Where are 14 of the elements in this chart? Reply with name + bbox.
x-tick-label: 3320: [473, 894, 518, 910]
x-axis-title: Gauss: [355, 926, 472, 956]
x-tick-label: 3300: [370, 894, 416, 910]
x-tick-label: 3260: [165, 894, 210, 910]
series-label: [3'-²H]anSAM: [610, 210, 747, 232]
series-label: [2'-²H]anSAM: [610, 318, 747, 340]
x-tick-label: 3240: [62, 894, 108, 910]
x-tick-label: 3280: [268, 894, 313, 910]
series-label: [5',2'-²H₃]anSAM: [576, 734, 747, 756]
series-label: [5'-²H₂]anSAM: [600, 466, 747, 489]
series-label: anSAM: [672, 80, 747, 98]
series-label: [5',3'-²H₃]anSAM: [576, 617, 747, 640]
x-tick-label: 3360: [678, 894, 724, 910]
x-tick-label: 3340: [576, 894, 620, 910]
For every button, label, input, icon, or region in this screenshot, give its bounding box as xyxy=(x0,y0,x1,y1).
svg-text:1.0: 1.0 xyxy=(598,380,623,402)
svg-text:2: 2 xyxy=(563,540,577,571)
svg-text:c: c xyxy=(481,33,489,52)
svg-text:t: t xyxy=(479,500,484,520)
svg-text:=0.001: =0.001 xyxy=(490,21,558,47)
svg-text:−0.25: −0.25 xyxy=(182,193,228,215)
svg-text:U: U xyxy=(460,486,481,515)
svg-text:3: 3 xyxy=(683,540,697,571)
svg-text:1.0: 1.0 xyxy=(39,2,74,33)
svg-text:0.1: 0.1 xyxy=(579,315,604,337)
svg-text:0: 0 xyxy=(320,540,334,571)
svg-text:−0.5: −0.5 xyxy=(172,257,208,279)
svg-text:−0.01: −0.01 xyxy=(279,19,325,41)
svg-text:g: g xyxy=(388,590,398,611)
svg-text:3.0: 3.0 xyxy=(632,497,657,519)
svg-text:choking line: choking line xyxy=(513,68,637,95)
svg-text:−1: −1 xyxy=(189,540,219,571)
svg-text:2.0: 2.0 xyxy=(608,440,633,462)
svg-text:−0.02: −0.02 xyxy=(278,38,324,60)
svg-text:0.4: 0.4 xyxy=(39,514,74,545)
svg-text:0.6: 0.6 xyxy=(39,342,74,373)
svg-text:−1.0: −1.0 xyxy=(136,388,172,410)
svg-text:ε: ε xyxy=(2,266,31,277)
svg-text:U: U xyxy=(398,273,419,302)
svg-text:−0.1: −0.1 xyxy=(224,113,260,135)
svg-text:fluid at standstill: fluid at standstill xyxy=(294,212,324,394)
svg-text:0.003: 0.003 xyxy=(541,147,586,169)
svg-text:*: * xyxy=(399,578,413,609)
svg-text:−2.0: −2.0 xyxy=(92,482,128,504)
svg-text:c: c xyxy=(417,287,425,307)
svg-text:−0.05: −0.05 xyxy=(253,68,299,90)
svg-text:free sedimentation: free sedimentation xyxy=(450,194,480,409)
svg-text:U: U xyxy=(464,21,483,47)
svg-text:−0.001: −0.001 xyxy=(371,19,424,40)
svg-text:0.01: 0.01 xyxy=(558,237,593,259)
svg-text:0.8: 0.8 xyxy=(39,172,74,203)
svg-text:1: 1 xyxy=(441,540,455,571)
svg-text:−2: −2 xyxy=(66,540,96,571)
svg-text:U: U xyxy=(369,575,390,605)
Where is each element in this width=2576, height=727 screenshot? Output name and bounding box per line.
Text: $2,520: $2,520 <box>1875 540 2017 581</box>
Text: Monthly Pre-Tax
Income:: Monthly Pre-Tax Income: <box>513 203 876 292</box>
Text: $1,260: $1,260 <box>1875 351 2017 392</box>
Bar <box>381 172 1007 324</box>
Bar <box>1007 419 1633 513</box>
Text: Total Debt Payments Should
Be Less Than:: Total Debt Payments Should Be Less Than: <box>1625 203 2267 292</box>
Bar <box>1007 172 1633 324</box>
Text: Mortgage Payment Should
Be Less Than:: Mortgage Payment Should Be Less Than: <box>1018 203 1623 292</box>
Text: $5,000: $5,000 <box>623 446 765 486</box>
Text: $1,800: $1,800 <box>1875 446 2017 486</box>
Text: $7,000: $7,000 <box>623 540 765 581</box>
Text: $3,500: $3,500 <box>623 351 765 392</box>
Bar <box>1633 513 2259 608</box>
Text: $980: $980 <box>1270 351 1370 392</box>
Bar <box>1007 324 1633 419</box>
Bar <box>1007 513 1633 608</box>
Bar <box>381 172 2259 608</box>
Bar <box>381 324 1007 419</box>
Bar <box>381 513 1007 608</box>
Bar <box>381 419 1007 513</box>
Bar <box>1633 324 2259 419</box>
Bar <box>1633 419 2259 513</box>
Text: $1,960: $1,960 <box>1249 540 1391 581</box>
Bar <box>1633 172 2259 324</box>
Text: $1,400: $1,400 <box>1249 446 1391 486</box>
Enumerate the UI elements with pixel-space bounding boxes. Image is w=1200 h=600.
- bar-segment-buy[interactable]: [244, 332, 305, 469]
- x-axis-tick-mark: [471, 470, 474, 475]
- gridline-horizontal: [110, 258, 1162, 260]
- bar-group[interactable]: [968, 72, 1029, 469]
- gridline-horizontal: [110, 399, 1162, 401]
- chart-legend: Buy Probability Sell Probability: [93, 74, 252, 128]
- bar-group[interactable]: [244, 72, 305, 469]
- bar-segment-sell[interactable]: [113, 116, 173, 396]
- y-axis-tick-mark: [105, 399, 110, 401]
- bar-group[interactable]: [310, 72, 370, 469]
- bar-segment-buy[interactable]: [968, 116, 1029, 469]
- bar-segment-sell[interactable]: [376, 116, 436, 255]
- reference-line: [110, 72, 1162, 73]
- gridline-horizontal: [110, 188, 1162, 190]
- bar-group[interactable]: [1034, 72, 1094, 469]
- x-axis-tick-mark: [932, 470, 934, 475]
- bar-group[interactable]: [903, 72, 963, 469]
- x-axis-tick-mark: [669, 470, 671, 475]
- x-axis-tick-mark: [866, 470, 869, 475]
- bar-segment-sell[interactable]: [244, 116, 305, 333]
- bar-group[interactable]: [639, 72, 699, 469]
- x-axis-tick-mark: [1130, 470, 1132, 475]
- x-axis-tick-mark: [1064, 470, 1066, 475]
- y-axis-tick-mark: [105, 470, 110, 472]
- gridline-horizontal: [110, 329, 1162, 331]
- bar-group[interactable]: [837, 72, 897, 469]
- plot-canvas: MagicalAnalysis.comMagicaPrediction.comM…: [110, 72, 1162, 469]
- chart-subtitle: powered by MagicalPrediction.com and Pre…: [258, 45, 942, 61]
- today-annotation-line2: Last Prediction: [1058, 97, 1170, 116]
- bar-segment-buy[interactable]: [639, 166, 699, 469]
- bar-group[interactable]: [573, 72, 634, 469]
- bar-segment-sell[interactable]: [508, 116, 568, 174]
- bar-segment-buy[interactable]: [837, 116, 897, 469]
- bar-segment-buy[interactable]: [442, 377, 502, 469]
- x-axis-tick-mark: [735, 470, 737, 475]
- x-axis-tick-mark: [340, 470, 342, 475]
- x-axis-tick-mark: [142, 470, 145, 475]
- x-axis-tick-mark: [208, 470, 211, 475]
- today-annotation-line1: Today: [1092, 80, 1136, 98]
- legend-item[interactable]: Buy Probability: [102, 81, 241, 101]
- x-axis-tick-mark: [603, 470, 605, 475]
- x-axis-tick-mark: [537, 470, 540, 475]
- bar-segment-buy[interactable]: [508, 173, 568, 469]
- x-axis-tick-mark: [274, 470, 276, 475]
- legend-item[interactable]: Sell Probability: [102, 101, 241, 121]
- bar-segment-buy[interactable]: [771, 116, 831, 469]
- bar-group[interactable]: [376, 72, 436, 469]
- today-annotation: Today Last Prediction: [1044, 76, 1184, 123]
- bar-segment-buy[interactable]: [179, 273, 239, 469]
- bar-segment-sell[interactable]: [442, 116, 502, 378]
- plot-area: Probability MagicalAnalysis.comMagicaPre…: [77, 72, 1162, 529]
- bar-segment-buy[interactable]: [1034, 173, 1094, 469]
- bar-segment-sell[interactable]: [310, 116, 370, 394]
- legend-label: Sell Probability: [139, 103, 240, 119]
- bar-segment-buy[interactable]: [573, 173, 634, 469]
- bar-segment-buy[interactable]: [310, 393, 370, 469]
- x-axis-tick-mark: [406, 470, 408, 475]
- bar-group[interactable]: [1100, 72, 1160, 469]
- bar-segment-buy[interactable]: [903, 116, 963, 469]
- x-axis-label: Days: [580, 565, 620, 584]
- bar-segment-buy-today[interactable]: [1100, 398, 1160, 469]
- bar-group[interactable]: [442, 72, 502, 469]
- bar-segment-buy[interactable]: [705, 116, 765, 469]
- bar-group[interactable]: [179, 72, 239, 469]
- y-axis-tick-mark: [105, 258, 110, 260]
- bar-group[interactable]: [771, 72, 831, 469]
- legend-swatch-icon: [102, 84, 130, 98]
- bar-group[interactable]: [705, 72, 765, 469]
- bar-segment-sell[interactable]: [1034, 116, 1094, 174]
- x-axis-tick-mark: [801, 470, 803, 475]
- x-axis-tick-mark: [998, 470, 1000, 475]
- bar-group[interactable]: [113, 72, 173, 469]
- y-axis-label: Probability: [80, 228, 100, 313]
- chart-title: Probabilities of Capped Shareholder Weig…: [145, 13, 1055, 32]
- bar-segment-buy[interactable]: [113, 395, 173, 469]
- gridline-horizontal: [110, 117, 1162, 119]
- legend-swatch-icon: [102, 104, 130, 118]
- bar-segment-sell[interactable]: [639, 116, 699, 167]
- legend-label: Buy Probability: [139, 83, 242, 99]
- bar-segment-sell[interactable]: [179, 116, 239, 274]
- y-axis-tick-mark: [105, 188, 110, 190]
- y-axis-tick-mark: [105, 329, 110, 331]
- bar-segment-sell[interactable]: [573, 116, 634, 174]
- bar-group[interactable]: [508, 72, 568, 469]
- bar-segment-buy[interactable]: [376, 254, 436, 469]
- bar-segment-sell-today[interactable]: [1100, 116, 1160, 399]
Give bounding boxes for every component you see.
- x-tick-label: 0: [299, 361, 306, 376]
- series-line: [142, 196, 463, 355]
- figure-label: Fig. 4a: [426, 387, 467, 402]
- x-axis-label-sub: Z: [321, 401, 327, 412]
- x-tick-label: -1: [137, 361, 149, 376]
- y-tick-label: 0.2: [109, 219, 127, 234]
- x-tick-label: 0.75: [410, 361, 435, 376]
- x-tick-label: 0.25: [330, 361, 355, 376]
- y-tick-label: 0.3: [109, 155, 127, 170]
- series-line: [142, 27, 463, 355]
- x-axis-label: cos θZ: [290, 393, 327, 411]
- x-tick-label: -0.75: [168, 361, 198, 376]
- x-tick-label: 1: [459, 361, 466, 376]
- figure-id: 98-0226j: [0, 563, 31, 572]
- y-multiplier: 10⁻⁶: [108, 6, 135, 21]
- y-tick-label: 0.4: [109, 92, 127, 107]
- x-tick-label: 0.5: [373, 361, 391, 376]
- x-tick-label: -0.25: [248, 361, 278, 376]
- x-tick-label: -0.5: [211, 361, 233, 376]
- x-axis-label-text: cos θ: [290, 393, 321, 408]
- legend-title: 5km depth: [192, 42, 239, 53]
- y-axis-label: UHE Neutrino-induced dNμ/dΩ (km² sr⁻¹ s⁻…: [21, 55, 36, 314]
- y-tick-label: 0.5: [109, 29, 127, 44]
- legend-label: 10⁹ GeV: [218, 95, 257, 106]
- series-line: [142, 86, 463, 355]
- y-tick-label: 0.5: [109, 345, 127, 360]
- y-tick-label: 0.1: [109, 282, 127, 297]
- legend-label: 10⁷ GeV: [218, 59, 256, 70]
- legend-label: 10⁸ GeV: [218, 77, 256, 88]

- - -

• Stated goal: Reproduce the records word for word, from their first line through the line that contains "series-label: [5',2'-²H₃]anSAM: [576, 734, 747, 756]", with both ends included.

• Correct answer:
Where are 14 of the elements in this chart? Reply with name + bbox.
x-tick-label: 3320: [473, 894, 518, 910]
x-axis-title: Gauss: [355, 926, 472, 956]
x-tick-label: 3300: [370, 894, 416, 910]
x-tick-label: 3260: [165, 894, 210, 910]
series-label: [3'-²H]anSAM: [610, 210, 747, 232]
series-label: [2'-²H]anSAM: [610, 318, 747, 340]
x-tick-label: 3240: [62, 894, 108, 910]
x-tick-label: 3280: [268, 894, 313, 910]
series-label: [5',2'-²H₃]anSAM: [576, 734, 747, 756]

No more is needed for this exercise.